+++ Given data +++
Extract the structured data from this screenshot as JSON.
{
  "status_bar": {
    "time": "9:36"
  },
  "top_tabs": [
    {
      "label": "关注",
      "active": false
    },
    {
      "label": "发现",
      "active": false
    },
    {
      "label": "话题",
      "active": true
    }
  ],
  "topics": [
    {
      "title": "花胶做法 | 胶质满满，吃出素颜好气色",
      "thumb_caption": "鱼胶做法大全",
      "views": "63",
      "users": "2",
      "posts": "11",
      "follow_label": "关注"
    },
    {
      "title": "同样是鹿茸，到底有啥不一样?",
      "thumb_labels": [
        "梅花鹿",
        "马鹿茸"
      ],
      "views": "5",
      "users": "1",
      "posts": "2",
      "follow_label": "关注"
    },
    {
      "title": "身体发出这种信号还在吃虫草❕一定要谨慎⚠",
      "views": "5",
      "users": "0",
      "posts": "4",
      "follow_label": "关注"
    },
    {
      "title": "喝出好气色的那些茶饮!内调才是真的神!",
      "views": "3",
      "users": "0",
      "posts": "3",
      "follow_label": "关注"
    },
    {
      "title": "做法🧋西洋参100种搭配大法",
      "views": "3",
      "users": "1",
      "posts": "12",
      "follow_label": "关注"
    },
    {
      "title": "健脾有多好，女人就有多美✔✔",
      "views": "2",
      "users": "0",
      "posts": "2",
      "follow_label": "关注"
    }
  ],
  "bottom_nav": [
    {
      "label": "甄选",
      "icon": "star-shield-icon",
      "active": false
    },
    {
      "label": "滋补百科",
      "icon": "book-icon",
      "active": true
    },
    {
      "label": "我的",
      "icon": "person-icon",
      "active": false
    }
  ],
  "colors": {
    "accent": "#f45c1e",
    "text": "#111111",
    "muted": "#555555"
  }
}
+++
+++ Given data +++
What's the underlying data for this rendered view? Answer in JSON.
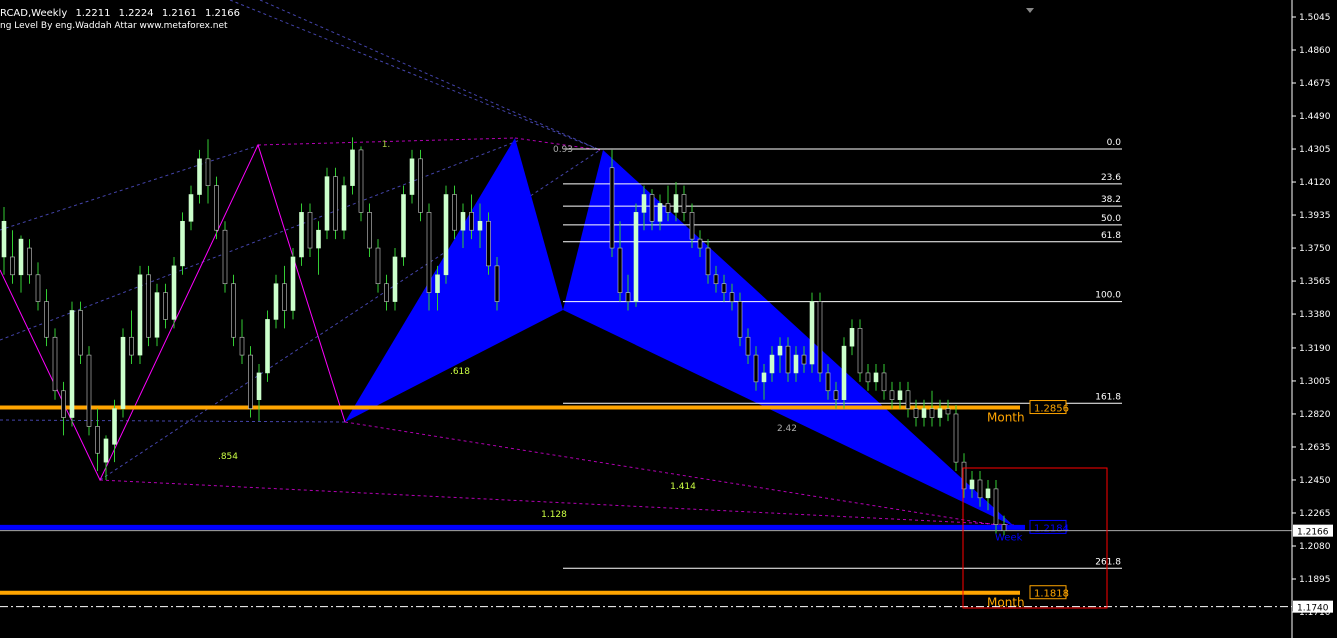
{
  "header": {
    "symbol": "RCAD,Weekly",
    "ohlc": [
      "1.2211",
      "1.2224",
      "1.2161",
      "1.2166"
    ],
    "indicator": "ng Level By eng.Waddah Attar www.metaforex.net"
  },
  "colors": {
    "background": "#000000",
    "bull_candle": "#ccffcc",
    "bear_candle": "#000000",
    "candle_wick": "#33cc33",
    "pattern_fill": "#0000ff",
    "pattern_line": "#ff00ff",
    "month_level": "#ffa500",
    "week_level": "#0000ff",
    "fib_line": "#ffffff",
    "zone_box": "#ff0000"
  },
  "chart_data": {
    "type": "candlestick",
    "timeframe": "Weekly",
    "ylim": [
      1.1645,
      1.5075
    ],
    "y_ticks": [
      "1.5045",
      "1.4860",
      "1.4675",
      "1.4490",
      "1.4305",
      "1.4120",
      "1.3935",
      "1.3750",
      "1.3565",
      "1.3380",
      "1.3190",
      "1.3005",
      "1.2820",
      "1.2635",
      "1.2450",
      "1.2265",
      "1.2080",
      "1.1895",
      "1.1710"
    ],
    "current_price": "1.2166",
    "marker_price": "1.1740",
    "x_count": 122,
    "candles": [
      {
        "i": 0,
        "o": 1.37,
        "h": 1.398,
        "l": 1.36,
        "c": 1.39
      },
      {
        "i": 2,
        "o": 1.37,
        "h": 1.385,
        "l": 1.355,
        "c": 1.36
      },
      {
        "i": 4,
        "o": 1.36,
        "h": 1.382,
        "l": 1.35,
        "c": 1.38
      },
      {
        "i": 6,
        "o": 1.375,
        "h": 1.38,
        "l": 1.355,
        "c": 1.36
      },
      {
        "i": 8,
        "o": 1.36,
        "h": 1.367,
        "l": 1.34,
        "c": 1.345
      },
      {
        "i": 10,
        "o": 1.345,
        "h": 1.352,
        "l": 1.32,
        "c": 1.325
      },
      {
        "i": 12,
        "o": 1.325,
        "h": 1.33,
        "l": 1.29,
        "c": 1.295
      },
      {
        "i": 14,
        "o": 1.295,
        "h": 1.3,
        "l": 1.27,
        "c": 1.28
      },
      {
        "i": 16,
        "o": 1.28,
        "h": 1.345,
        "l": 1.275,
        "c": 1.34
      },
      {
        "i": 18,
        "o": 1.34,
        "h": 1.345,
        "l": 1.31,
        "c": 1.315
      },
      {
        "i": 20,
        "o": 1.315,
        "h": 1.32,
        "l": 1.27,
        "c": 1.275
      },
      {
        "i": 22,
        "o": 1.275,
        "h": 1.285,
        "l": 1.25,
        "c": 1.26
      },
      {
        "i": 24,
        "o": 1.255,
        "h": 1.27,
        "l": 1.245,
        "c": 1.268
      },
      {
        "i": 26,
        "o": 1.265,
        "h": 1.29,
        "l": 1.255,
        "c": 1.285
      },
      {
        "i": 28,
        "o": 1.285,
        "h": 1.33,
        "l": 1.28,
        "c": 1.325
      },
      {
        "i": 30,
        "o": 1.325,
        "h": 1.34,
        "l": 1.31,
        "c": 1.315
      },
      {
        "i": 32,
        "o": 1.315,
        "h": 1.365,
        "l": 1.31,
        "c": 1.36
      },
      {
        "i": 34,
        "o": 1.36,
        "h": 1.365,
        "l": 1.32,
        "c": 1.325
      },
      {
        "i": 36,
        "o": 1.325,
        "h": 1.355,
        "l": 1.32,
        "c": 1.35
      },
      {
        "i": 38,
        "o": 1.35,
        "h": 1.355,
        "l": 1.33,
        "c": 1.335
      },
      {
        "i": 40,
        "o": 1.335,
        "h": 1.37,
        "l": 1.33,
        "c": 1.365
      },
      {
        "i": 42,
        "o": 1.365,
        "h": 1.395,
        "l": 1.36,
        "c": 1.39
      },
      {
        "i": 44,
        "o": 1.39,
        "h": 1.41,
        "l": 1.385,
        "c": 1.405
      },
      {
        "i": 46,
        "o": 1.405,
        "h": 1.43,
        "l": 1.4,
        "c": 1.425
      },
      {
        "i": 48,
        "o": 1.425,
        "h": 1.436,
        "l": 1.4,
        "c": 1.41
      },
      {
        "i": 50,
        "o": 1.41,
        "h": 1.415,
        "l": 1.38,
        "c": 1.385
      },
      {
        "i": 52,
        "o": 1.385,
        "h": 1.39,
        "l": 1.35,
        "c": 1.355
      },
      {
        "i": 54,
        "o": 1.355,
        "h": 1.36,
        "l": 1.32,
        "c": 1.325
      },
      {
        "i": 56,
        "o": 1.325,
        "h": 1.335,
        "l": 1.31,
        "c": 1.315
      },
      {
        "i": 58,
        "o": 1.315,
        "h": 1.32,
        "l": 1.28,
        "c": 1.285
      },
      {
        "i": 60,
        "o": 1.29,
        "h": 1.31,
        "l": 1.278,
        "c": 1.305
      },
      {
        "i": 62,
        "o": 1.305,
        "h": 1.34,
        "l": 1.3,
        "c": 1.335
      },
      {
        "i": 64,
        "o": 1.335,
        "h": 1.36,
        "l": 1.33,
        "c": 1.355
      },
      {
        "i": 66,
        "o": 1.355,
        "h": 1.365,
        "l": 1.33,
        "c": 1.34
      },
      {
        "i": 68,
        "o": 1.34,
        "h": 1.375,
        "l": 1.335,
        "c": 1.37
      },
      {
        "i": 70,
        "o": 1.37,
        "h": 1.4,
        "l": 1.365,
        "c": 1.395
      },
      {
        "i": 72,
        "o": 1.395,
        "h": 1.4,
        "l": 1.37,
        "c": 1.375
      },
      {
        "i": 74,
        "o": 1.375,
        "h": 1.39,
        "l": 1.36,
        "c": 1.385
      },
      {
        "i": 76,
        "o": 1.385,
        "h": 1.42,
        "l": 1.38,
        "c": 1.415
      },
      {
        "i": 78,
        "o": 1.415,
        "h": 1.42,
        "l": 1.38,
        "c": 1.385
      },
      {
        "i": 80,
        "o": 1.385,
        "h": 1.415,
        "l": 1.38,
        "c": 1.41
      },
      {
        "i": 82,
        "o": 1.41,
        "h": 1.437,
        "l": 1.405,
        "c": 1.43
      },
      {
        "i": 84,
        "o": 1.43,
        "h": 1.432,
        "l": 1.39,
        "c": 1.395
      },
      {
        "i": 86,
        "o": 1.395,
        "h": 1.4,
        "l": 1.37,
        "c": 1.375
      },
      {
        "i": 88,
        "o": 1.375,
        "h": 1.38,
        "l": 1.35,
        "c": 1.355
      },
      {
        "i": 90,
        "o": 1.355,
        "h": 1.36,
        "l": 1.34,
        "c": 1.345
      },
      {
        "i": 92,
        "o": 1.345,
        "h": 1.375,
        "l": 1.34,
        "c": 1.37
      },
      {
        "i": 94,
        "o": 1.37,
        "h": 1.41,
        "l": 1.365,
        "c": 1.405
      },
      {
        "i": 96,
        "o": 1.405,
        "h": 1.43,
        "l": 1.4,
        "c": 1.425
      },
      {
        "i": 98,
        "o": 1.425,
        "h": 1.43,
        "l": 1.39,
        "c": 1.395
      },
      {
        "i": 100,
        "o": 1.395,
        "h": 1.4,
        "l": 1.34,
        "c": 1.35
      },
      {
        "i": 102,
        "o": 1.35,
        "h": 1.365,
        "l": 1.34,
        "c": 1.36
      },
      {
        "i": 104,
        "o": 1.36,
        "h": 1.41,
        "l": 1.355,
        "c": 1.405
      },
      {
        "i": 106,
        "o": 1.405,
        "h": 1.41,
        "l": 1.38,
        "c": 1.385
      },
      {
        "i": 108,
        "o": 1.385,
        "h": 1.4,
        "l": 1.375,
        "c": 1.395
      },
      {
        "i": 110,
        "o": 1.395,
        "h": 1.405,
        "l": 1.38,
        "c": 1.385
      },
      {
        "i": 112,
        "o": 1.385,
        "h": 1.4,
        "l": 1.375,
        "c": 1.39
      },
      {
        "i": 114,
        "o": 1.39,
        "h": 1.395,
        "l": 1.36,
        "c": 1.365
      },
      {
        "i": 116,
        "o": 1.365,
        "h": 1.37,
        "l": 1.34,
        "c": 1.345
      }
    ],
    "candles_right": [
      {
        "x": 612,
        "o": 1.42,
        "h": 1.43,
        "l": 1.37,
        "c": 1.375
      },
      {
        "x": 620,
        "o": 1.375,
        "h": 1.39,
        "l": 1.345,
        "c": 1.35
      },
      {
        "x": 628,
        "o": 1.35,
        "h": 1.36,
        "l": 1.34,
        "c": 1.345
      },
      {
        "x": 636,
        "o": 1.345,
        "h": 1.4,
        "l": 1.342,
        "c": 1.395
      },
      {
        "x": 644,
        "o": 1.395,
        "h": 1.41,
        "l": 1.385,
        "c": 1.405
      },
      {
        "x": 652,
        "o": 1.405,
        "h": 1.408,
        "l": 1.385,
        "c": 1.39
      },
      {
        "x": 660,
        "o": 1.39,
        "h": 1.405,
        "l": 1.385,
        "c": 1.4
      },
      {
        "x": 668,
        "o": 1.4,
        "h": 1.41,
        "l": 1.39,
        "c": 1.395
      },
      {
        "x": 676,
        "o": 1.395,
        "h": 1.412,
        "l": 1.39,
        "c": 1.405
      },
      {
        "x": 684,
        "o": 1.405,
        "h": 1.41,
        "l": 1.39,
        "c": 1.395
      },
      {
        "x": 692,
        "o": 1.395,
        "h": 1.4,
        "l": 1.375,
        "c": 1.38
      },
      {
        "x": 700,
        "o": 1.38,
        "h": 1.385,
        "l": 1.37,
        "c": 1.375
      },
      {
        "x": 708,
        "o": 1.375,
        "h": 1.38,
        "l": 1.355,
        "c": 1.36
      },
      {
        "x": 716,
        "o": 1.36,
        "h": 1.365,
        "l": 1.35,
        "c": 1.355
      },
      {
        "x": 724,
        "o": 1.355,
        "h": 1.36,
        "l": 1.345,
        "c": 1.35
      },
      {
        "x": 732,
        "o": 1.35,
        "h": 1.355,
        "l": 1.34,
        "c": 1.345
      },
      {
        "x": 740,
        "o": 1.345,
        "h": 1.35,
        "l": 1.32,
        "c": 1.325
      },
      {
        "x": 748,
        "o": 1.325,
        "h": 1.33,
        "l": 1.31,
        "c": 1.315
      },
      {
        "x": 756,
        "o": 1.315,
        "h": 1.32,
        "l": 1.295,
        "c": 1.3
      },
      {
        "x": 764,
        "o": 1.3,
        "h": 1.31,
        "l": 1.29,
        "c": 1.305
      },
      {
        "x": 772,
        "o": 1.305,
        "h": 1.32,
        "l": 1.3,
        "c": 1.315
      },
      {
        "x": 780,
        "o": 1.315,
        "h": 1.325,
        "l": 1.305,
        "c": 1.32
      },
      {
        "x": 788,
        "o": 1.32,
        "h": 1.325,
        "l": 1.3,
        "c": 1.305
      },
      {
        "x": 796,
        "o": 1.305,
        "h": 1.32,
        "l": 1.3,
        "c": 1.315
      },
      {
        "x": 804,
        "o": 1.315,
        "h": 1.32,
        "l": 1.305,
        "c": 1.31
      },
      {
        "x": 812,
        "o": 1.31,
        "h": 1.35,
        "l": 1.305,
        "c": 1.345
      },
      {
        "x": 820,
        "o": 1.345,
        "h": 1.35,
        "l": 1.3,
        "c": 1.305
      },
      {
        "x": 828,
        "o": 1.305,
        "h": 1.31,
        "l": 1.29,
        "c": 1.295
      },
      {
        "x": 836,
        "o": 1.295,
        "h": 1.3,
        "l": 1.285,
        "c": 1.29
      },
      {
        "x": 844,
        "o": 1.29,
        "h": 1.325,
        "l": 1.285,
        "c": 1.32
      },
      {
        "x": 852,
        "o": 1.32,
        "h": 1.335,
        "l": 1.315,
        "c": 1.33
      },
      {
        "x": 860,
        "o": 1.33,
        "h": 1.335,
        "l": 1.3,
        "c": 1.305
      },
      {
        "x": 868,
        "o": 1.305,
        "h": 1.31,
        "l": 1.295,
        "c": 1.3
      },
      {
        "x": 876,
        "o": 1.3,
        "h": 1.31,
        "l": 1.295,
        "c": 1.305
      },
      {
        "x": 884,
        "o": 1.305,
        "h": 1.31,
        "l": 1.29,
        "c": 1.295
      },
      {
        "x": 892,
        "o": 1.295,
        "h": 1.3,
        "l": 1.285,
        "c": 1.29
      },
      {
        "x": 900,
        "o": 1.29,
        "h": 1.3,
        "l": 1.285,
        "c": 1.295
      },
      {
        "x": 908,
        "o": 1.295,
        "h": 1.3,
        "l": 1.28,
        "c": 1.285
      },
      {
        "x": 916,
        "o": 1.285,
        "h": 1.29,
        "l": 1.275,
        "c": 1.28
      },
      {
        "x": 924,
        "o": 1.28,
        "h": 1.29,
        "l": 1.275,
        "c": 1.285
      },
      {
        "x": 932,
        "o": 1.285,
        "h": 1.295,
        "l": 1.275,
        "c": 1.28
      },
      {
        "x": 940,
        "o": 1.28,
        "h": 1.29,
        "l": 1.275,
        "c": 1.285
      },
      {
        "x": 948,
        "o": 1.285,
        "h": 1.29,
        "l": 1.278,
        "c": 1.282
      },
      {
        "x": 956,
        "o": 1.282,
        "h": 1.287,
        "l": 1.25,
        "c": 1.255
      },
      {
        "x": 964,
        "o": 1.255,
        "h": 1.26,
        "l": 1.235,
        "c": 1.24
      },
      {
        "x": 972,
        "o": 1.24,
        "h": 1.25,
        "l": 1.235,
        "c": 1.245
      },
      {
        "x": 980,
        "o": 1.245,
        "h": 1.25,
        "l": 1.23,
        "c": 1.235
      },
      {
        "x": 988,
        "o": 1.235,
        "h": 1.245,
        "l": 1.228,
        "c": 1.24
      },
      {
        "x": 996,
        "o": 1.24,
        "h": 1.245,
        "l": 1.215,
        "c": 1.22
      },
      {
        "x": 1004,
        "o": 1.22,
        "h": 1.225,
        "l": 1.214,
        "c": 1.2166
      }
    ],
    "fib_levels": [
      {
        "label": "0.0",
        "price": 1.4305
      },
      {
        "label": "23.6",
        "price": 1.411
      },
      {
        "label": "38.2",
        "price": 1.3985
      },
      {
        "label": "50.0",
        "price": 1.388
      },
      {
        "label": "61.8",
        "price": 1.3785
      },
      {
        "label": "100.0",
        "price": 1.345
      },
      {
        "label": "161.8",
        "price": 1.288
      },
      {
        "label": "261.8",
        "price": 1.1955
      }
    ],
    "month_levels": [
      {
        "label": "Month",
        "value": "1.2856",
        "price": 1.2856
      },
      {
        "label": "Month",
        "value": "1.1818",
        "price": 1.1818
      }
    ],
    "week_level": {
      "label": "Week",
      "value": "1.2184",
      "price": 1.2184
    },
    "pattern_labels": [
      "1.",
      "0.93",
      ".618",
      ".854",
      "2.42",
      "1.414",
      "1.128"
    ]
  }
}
+++
# The exercise
Go through the records. Copy each line where "Weekly" appears.

# Output below
    "symbol": "RCAD,Weekly",
    "timeframe": "Weekly",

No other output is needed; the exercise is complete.